- _What to produce_
Whenever a line contains the string "Blackboard", copy it out of the entries.

- _Input_
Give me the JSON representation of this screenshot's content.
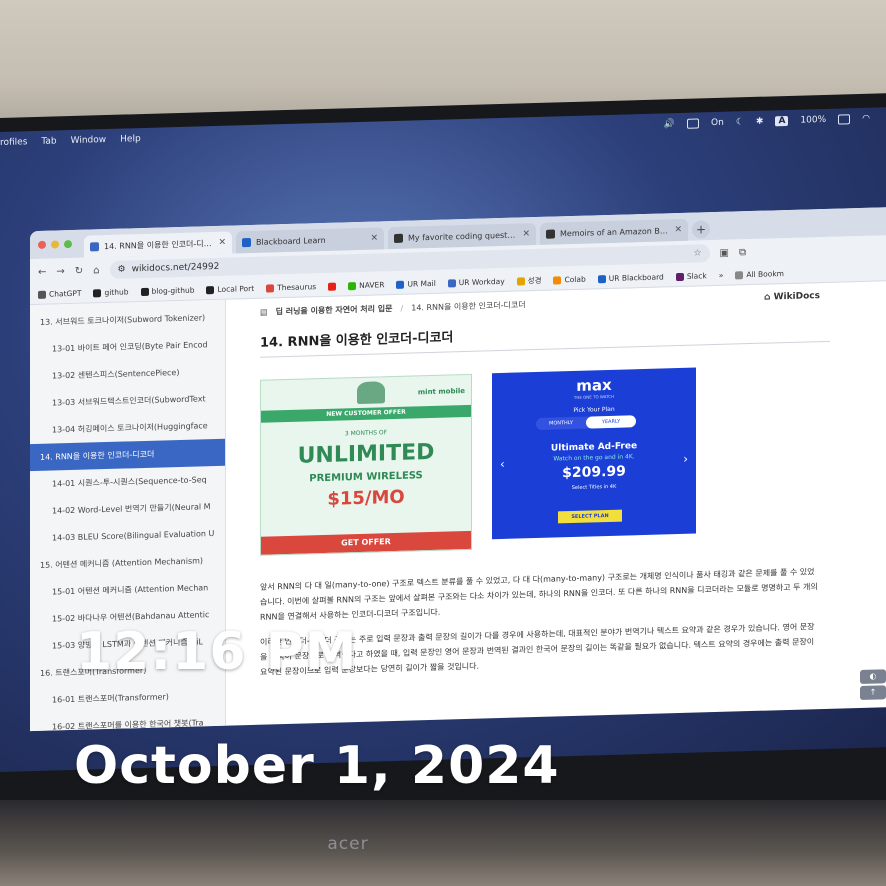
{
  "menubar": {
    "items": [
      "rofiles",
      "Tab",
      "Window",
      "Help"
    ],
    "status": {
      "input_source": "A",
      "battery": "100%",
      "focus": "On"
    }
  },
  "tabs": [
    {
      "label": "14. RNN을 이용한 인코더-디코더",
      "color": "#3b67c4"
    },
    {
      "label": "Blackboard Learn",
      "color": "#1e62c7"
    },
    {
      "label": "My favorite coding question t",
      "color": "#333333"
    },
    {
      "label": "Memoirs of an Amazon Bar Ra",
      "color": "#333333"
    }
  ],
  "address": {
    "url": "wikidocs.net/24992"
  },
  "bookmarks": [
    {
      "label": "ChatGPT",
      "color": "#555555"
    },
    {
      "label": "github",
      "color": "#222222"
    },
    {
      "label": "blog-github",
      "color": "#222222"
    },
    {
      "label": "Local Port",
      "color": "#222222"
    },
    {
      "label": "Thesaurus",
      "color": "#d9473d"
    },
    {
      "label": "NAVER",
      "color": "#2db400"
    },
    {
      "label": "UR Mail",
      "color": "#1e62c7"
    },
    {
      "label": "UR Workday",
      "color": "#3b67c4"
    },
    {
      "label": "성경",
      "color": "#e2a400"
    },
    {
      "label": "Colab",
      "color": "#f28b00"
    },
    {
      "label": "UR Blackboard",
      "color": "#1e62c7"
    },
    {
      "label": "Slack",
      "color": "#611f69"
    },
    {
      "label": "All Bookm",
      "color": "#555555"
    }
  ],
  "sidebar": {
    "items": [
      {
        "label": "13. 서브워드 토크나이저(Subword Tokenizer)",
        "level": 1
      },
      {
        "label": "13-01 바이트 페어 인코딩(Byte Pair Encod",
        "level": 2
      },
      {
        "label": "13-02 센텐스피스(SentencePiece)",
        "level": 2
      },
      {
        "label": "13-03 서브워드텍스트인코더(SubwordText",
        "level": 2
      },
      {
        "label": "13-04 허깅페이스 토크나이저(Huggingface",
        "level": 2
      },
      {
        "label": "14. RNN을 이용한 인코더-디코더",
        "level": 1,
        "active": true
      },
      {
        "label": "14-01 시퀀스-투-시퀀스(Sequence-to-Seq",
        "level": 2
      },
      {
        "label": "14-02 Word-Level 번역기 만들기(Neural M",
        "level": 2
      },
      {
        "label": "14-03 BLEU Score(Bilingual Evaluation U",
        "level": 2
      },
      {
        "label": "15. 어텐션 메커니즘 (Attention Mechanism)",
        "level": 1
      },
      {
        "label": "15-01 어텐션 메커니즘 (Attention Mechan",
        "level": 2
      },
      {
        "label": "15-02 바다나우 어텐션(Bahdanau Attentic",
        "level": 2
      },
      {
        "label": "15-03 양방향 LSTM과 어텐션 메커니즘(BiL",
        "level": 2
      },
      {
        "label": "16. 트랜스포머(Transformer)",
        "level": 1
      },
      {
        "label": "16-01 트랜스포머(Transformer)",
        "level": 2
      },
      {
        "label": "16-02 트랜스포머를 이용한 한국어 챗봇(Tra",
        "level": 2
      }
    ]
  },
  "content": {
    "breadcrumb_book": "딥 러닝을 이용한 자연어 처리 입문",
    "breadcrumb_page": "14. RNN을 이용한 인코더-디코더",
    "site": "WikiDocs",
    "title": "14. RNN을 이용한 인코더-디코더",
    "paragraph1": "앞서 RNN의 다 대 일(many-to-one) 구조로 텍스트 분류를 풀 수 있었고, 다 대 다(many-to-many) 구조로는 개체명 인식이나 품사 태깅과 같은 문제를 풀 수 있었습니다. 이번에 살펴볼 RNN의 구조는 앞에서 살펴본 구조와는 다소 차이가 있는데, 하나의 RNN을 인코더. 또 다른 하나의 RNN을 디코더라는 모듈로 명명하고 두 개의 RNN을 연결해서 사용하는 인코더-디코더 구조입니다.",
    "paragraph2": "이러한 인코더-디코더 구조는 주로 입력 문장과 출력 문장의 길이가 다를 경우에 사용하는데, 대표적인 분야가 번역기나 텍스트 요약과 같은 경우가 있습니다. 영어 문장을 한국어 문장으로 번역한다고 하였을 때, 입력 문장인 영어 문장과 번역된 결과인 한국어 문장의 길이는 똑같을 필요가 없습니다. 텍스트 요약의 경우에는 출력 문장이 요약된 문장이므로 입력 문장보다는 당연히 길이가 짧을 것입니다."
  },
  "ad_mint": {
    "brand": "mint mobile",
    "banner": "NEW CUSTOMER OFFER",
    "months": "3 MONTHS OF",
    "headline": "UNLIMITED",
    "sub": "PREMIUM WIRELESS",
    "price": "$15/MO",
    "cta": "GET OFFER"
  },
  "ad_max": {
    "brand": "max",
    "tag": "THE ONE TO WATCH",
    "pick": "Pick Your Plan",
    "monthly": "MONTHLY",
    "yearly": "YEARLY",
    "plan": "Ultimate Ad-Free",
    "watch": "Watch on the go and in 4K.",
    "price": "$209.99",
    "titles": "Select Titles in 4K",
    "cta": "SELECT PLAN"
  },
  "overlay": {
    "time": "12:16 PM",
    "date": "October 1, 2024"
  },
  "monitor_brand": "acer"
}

==

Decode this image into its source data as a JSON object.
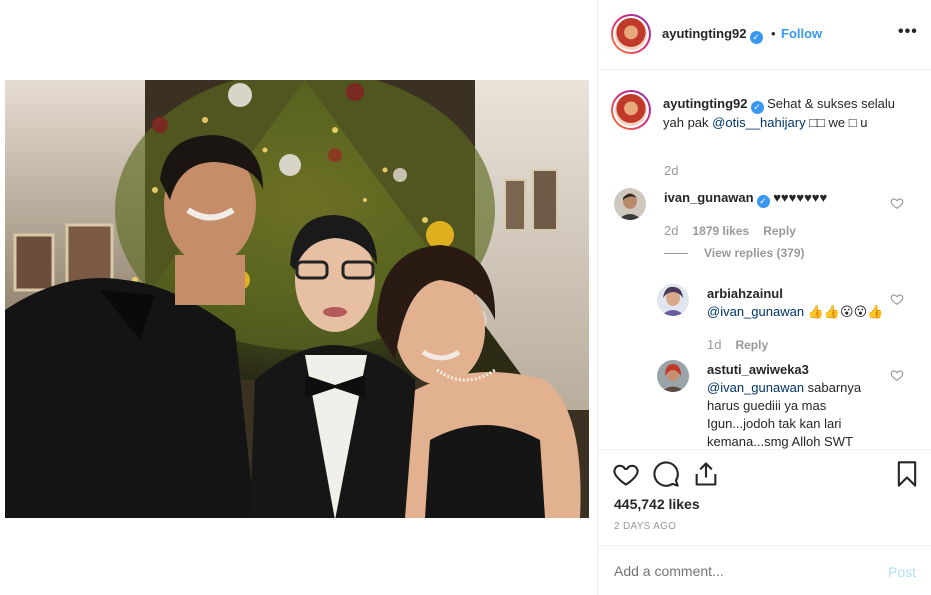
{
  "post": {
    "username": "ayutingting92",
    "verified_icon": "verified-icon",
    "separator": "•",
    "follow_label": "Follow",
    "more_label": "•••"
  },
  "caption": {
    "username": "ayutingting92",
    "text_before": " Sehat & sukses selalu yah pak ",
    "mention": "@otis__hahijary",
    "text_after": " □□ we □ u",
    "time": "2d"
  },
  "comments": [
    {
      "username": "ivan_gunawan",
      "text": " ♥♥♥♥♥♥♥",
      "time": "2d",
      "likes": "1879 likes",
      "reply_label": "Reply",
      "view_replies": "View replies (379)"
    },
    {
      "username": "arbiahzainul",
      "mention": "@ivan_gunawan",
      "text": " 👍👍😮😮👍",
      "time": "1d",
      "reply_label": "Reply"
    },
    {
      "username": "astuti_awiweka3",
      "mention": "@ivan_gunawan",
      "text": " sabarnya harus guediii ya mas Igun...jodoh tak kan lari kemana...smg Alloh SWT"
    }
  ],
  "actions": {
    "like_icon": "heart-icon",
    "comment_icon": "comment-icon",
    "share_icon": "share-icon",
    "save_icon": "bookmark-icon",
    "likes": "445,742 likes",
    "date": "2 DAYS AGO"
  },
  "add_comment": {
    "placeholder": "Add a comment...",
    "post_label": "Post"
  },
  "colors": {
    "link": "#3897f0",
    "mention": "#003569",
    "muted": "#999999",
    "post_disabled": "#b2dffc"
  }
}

- _Response for this exercise_
      "label": "Blackboard Learn",
      "label": "UR Blackboard",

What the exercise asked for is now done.